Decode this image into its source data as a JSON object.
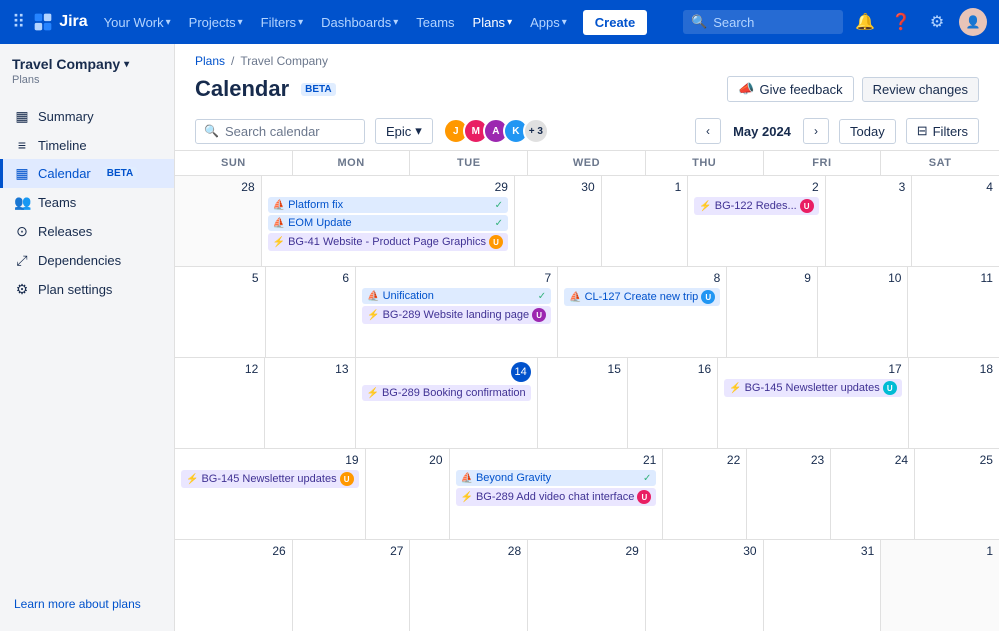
{
  "topNav": {
    "logoText": "Jira",
    "yourWork": "Your Work",
    "projects": "Projects",
    "filters": "Filters",
    "dashboards": "Dashboards",
    "teams": "Teams",
    "plans": "Plans",
    "apps": "Apps",
    "createLabel": "Create",
    "searchPlaceholder": "Search"
  },
  "breadcrumb": {
    "plans": "Plans",
    "company": "Travel Company"
  },
  "pageHeader": {
    "title": "Calendar",
    "beta": "BETA",
    "feedbackBtn": "Give feedback",
    "reviewBtn": "Review changes"
  },
  "toolbar": {
    "searchPlaceholder": "Search calendar",
    "epicLabel": "Epic",
    "monthLabel": "May 2024",
    "todayLabel": "Today",
    "filtersLabel": "Filters",
    "avatarCount": "+ 3"
  },
  "calendarHeader": {
    "days": [
      "SUN",
      "MON",
      "TUE",
      "WED",
      "THU",
      "FRI",
      "SAT"
    ]
  },
  "sidebar": {
    "projectName": "Travel Company",
    "projectSubLabel": "Plans",
    "items": [
      {
        "id": "summary",
        "label": "Summary",
        "icon": "▦"
      },
      {
        "id": "timeline",
        "label": "Timeline",
        "icon": "≡"
      },
      {
        "id": "calendar",
        "label": "Calendar",
        "icon": "▦",
        "beta": true,
        "active": true
      },
      {
        "id": "teams",
        "label": "Teams",
        "icon": "👥"
      },
      {
        "id": "releases",
        "label": "Releases",
        "icon": "⊙"
      },
      {
        "id": "dependencies",
        "label": "Dependencies",
        "icon": "⤢"
      },
      {
        "id": "plan-settings",
        "label": "Plan settings",
        "icon": "⚙"
      }
    ],
    "learnMore": "Learn more about plans"
  },
  "weeks": [
    {
      "days": [
        {
          "num": "28",
          "otherMonth": true,
          "events": []
        },
        {
          "num": "29",
          "events": [
            {
              "type": "blue",
              "icon": "🚢",
              "text": "Platform fix",
              "checks": true
            },
            {
              "type": "blue",
              "icon": "🚢",
              "text": "EOM Update",
              "checks": true
            },
            {
              "type": "purple",
              "icon": "⚡",
              "text": "BG-41 Website - Product Page Graphics",
              "hasAvatar": true
            }
          ]
        },
        {
          "num": "30",
          "events": []
        },
        {
          "num": "1",
          "events": []
        },
        {
          "num": "2",
          "events": [
            {
              "type": "purple",
              "icon": "⚡",
              "text": "BG-122 Redes...",
              "hasAvatar": true
            }
          ]
        },
        {
          "num": "3",
          "events": []
        },
        {
          "num": "4",
          "events": []
        }
      ]
    },
    {
      "days": [
        {
          "num": "5",
          "events": []
        },
        {
          "num": "6",
          "events": []
        },
        {
          "num": "7",
          "events": [
            {
              "type": "blue",
              "icon": "🚢",
              "text": "Unification",
              "checks": true
            },
            {
              "type": "purple",
              "icon": "⚡",
              "text": "BG-289 Website landing page",
              "hasAvatar": true
            }
          ]
        },
        {
          "num": "8",
          "events": [
            {
              "type": "blue",
              "icon": "🚢",
              "text": "CL-127 Create new trip",
              "hasAvatar": true
            }
          ]
        },
        {
          "num": "9",
          "events": []
        },
        {
          "num": "10",
          "events": []
        },
        {
          "num": "11",
          "events": []
        }
      ]
    },
    {
      "days": [
        {
          "num": "12",
          "events": []
        },
        {
          "num": "13",
          "events": []
        },
        {
          "num": "14",
          "today": true,
          "events": [
            {
              "type": "purple",
              "icon": "⚡",
              "text": "BG-289 Booking confirmation"
            }
          ]
        },
        {
          "num": "15",
          "events": []
        },
        {
          "num": "16",
          "events": []
        },
        {
          "num": "17",
          "events": [
            {
              "type": "purple",
              "icon": "⚡",
              "text": "BG-145 Newsletter updates",
              "hasAvatar": true
            }
          ]
        },
        {
          "num": "18",
          "events": []
        }
      ]
    },
    {
      "days": [
        {
          "num": "19",
          "events": [
            {
              "type": "purple",
              "icon": "⚡",
              "text": "BG-145 Newsletter updates",
              "hasAvatar": true
            }
          ]
        },
        {
          "num": "20",
          "events": []
        },
        {
          "num": "21",
          "events": [
            {
              "type": "blue",
              "icon": "🚢",
              "text": "Beyond Gravity",
              "checks": true
            },
            {
              "type": "purple",
              "icon": "⚡",
              "text": "BG-289 Add video chat interface",
              "hasAvatar": true
            }
          ]
        },
        {
          "num": "22",
          "events": []
        },
        {
          "num": "23",
          "events": []
        },
        {
          "num": "24",
          "events": []
        },
        {
          "num": "25",
          "events": []
        }
      ]
    },
    {
      "days": [
        {
          "num": "26",
          "events": []
        },
        {
          "num": "27",
          "events": []
        },
        {
          "num": "28",
          "events": []
        },
        {
          "num": "29",
          "events": []
        },
        {
          "num": "30",
          "events": []
        },
        {
          "num": "31",
          "events": []
        },
        {
          "num": "1",
          "otherMonth": true,
          "events": []
        }
      ]
    }
  ]
}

═══

▸ **EXERCISE**: Copy every record above exactly, leaving out any pictures.

▸ **FULL OUTPUT**:
Decode this image into its source data as a JSON object.
{
  "topNav": {
    "logoText": "Jira",
    "yourWork": "Your Work",
    "projects": "Projects",
    "filters": "Filters",
    "dashboards": "Dashboards",
    "teams": "Teams",
    "plans": "Plans",
    "apps": "Apps",
    "createLabel": "Create",
    "searchPlaceholder": "Search"
  },
  "breadcrumb": {
    "plans": "Plans",
    "company": "Travel Company"
  },
  "pageHeader": {
    "title": "Calendar",
    "beta": "BETA",
    "feedbackBtn": "Give feedback",
    "reviewBtn": "Review changes"
  },
  "toolbar": {
    "searchPlaceholder": "Search calendar",
    "epicLabel": "Epic",
    "monthLabel": "May 2024",
    "todayLabel": "Today",
    "filtersLabel": "Filters",
    "avatarCount": "+ 3"
  },
  "calendarHeader": {
    "days": [
      "SUN",
      "MON",
      "TUE",
      "WED",
      "THU",
      "FRI",
      "SAT"
    ]
  },
  "sidebar": {
    "projectName": "Travel Company",
    "projectSubLabel": "Plans",
    "items": [
      {
        "id": "summary",
        "label": "Summary",
        "icon": "▦"
      },
      {
        "id": "timeline",
        "label": "Timeline",
        "icon": "≡"
      },
      {
        "id": "calendar",
        "label": "Calendar",
        "icon": "▦",
        "beta": true,
        "active": true
      },
      {
        "id": "teams",
        "label": "Teams",
        "icon": "👥"
      },
      {
        "id": "releases",
        "label": "Releases",
        "icon": "⊙"
      },
      {
        "id": "dependencies",
        "label": "Dependencies",
        "icon": "⤢"
      },
      {
        "id": "plan-settings",
        "label": "Plan settings",
        "icon": "⚙"
      }
    ],
    "learnMore": "Learn more about plans"
  },
  "weeks": [
    {
      "days": [
        {
          "num": "28",
          "otherMonth": true,
          "events": []
        },
        {
          "num": "29",
          "events": [
            {
              "type": "blue",
              "icon": "🚢",
              "text": "Platform fix",
              "checks": true
            },
            {
              "type": "blue",
              "icon": "🚢",
              "text": "EOM Update",
              "checks": true
            },
            {
              "type": "purple",
              "icon": "⚡",
              "text": "BG-41 Website - Product Page Graphics",
              "hasAvatar": true
            }
          ]
        },
        {
          "num": "30",
          "events": []
        },
        {
          "num": "1",
          "events": []
        },
        {
          "num": "2",
          "events": [
            {
              "type": "purple",
              "icon": "⚡",
              "text": "BG-122 Redes...",
              "hasAvatar": true
            }
          ]
        },
        {
          "num": "3",
          "events": []
        },
        {
          "num": "4",
          "events": []
        }
      ]
    },
    {
      "days": [
        {
          "num": "5",
          "events": []
        },
        {
          "num": "6",
          "events": []
        },
        {
          "num": "7",
          "events": [
            {
              "type": "blue",
              "icon": "🚢",
              "text": "Unification",
              "checks": true
            },
            {
              "type": "purple",
              "icon": "⚡",
              "text": "BG-289 Website landing page",
              "hasAvatar": true
            }
          ]
        },
        {
          "num": "8",
          "events": [
            {
              "type": "blue",
              "icon": "🚢",
              "text": "CL-127 Create new trip",
              "hasAvatar": true
            }
          ]
        },
        {
          "num": "9",
          "events": []
        },
        {
          "num": "10",
          "events": []
        },
        {
          "num": "11",
          "events": []
        }
      ]
    },
    {
      "days": [
        {
          "num": "12",
          "events": []
        },
        {
          "num": "13",
          "events": []
        },
        {
          "num": "14",
          "today": true,
          "events": [
            {
              "type": "purple",
              "icon": "⚡",
              "text": "BG-289 Booking confirmation"
            }
          ]
        },
        {
          "num": "15",
          "events": []
        },
        {
          "num": "16",
          "events": []
        },
        {
          "num": "17",
          "events": [
            {
              "type": "purple",
              "icon": "⚡",
              "text": "BG-145 Newsletter updates",
              "hasAvatar": true
            }
          ]
        },
        {
          "num": "18",
          "events": []
        }
      ]
    },
    {
      "days": [
        {
          "num": "19",
          "events": [
            {
              "type": "purple",
              "icon": "⚡",
              "text": "BG-145 Newsletter updates",
              "hasAvatar": true
            }
          ]
        },
        {
          "num": "20",
          "events": []
        },
        {
          "num": "21",
          "events": [
            {
              "type": "blue",
              "icon": "🚢",
              "text": "Beyond Gravity",
              "checks": true
            },
            {
              "type": "purple",
              "icon": "⚡",
              "text": "BG-289 Add video chat interface",
              "hasAvatar": true
            }
          ]
        },
        {
          "num": "22",
          "events": []
        },
        {
          "num": "23",
          "events": []
        },
        {
          "num": "24",
          "events": []
        },
        {
          "num": "25",
          "events": []
        }
      ]
    },
    {
      "days": [
        {
          "num": "26",
          "events": []
        },
        {
          "num": "27",
          "events": []
        },
        {
          "num": "28",
          "events": []
        },
        {
          "num": "29",
          "events": []
        },
        {
          "num": "30",
          "events": []
        },
        {
          "num": "31",
          "events": []
        },
        {
          "num": "1",
          "otherMonth": true,
          "events": []
        }
      ]
    }
  ]
}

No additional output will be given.